─── EXCERPTED DATA ───

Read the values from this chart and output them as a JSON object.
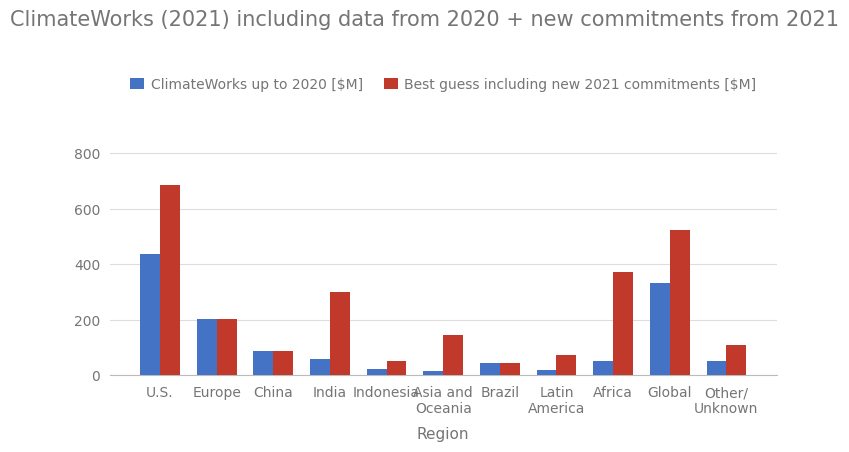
{
  "title": "ClimateWorks (2021) including data from 2020 + new commitments from 2021",
  "xlabel": "Region",
  "categories": [
    "U.S.",
    "Europe",
    "China",
    "India",
    "Indonesia",
    "Asia and\nOceania",
    "Brazil",
    "Latin\nAmerica",
    "Africa",
    "Global",
    "Other/\nUnknown"
  ],
  "series1_label": "ClimateWorks up to 2020 [$M]",
  "series2_label": "Best guess including new 2021 commitments [$M]",
  "series1_values": [
    435,
    202,
    88,
    58,
    22,
    15,
    43,
    18,
    52,
    333,
    50
  ],
  "series2_values": [
    685,
    203,
    88,
    300,
    53,
    145,
    43,
    73,
    370,
    523,
    108
  ],
  "color1": "#4472C4",
  "color2": "#C0392B",
  "ylim": [
    0,
    900
  ],
  "yticks": [
    0,
    200,
    400,
    600,
    800
  ],
  "title_fontsize": 15,
  "axis_label_fontsize": 11,
  "tick_fontsize": 10,
  "legend_fontsize": 10,
  "background_color": "#ffffff",
  "grid_color": "#dddddd",
  "text_color": "#757575"
}
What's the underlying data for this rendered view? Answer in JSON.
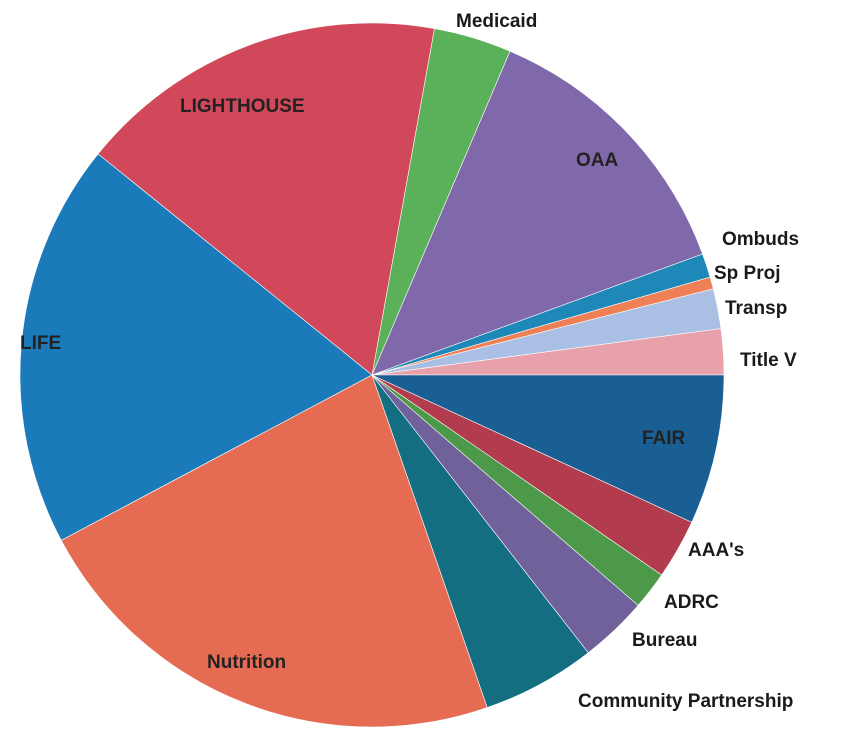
{
  "chart_data": {
    "type": "pie",
    "title": "",
    "start_angle_deg": 0,
    "direction": "counterclockwise-from-east",
    "slices": [
      {
        "label": "Title V",
        "value": 2.3,
        "color": "#e8a0ab"
      },
      {
        "label": "Transp",
        "value": 2.0,
        "color": "#a9bfe3"
      },
      {
        "label": "Sp Proj",
        "value": 0.6,
        "color": "#ef7f55"
      },
      {
        "label": "Ombuds",
        "value": 1.2,
        "color": "#1e88b8"
      },
      {
        "label": "OAA",
        "value": 14.2,
        "color": "#7f69aa"
      },
      {
        "label": "Medicaid",
        "value": 3.9,
        "color": "#5bb05a"
      },
      {
        "label": "LIGHTHOUSE",
        "value": 18.6,
        "color": "#d1485a"
      },
      {
        "label": "LIFE",
        "value": 20.3,
        "color": "#1b7ab9"
      },
      {
        "label": "Nutrition",
        "value": 24.6,
        "color": "#e56c52"
      },
      {
        "label": "Community Partnership",
        "value": 5.7,
        "color": "#136e82"
      },
      {
        "label": "Bureau",
        "value": 3.4,
        "color": "#71619b"
      },
      {
        "label": "ADRC",
        "value": 1.9,
        "color": "#4c9a49"
      },
      {
        "label": "AAA's",
        "value": 3.0,
        "color": "#b23b4d"
      },
      {
        "label": "FAIR",
        "value": 7.5,
        "color": "#1a5f93"
      }
    ]
  }
}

───

GIVEN INSTRUCTION:
Quote the records above in full, dropping each picture.

THE SOLUTION:
Read the values from this chart and output them as a JSON object.
{
  "title": "ClimateWorks (2021) including data from 2020 + new commitments from 2021",
  "xlabel": "Region",
  "categories": [
    "U.S.",
    "Europe",
    "China",
    "India",
    "Indonesia",
    "Asia and\nOceania",
    "Brazil",
    "Latin\nAmerica",
    "Africa",
    "Global",
    "Other/\nUnknown"
  ],
  "series1_label": "ClimateWorks up to 2020 [$M]",
  "series2_label": "Best guess including new 2021 commitments [$M]",
  "series1_values": [
    435,
    202,
    88,
    58,
    22,
    15,
    43,
    18,
    52,
    333,
    50
  ],
  "series2_values": [
    685,
    203,
    88,
    300,
    53,
    145,
    43,
    73,
    370,
    523,
    108
  ],
  "color1": "#4472C4",
  "color2": "#C0392B",
  "ylim": [
    0,
    900
  ],
  "yticks": [
    0,
    200,
    400,
    600,
    800
  ],
  "title_fontsize": 15,
  "axis_label_fontsize": 11,
  "tick_fontsize": 10,
  "legend_fontsize": 10,
  "background_color": "#ffffff",
  "grid_color": "#dddddd",
  "text_color": "#757575"
}
What's the underlying data for this rendered view? Answer in JSON.
{
  "chart_data": {
    "type": "pie",
    "title": "",
    "start_angle_deg": 0,
    "direction": "counterclockwise-from-east",
    "slices": [
      {
        "label": "Title V",
        "value": 2.3,
        "color": "#e8a0ab"
      },
      {
        "label": "Transp",
        "value": 2.0,
        "color": "#a9bfe3"
      },
      {
        "label": "Sp Proj",
        "value": 0.6,
        "color": "#ef7f55"
      },
      {
        "label": "Ombuds",
        "value": 1.2,
        "color": "#1e88b8"
      },
      {
        "label": "OAA",
        "value": 14.2,
        "color": "#7f69aa"
      },
      {
        "label": "Medicaid",
        "value": 3.9,
        "color": "#5bb05a"
      },
      {
        "label": "LIGHTHOUSE",
        "value": 18.6,
        "color": "#d1485a"
      },
      {
        "label": "LIFE",
        "value": 20.3,
        "color": "#1b7ab9"
      },
      {
        "label": "Nutrition",
        "value": 24.6,
        "color": "#e56c52"
      },
      {
        "label": "Community Partnership",
        "value": 5.7,
        "color": "#136e82"
      },
      {
        "label": "Bureau",
        "value": 3.4,
        "color": "#71619b"
      },
      {
        "label": "ADRC",
        "value": 1.9,
        "color": "#4c9a49"
      },
      {
        "label": "AAA's",
        "value": 3.0,
        "color": "#b23b4d"
      },
      {
        "label": "FAIR",
        "value": 7.5,
        "color": "#1a5f93"
      }
    ]
  }
}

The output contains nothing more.